- DO THIS
Please rewrite the listing as a numbered list, from the line with "- bar-2020: [366, 257, 431, 410]" through the end of the listing, and leave out any blank lines.

Bounding box annotations:
** START **
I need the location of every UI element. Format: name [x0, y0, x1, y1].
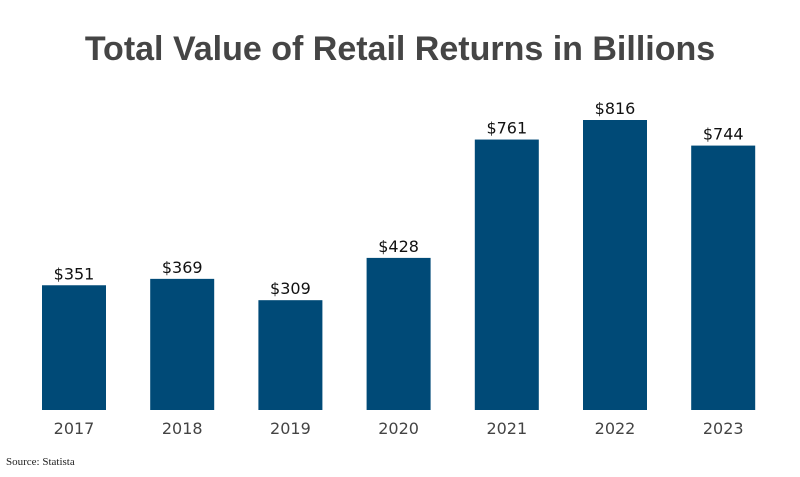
- bar-2020: [366, 257, 431, 410]
- x-tick-2018: 2018: [162, 419, 203, 438]
- chart-title: Total Value of Retail Returns in Billion…: [84, 30, 716, 68]
- x-tick-2019: 2019: [270, 419, 311, 438]
- source-note: Source: Statista: [6, 456, 75, 468]
- x-tick-2020: 2020: [378, 419, 419, 438]
- data-label-2021: $761: [486, 119, 527, 138]
- bar-2018: [150, 278, 215, 410]
- x-tick-2022: 2022: [595, 419, 636, 438]
- bar-2021: [474, 139, 539, 410]
- data-label-2022: $816: [595, 99, 636, 118]
- bar-2019: [258, 300, 323, 410]
- data-label-2023: $744: [703, 125, 744, 144]
- x-tick-2021: 2021: [486, 419, 527, 438]
- bar-2022: [583, 120, 647, 410]
- x-tick-2023: 2023: [703, 419, 744, 438]
- data-label-2017: $351: [54, 264, 95, 283]
- data-label-2018: $369: [162, 258, 203, 277]
- bar-2017: [42, 285, 106, 410]
- data-label-2019: $309: [270, 279, 311, 298]
- data-label-2020: $428: [378, 237, 419, 256]
- x-tick-2017: 2017: [54, 419, 95, 438]
- bar-2023: [691, 145, 756, 410]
** END **
- RESPONSE TO THE EXERCISE
1. - bar-2020: [366, 257, 431, 410]
2. - x-tick-2018: 2018: [162, 419, 203, 438]
3. - chart-title: Total Value of Retail Returns in Billion…: [84, 30, 716, 68]
4. - x-tick-2019: 2019: [270, 419, 311, 438]
5. - source-note: Source: Statista: [6, 456, 75, 468]
6. - x-tick-2020: 2020: [378, 419, 419, 438]
7. - data-label-2021: $761: [486, 119, 527, 138]
8. - bar-2018: [150, 278, 215, 410]
9. - x-tick-2022: 2022: [595, 419, 636, 438]
10. - bar-2021: [474, 139, 539, 410]
11. - data-label-2022: $816: [595, 99, 636, 118]
12. - bar-2019: [258, 300, 323, 410]
13. - data-label-2023: $744: [703, 125, 744, 144]
14. - x-tick-2021: 2021: [486, 419, 527, 438]
15. - bar-2022: [583, 120, 647, 410]
16. - x-tick-2023: 2023: [703, 419, 744, 438]
17. - data-label-2017: $351: [54, 264, 95, 283]
18. - data-label-2018: $369: [162, 258, 203, 277]
19. - bar-2017: [42, 285, 106, 410]
20. - data-label-2019: $309: [270, 279, 311, 298]
21. - data-label-2020: $428: [378, 237, 419, 256]
22. - x-tick-2017: 2017: [54, 419, 95, 438]
23. - bar-2023: [691, 145, 756, 410]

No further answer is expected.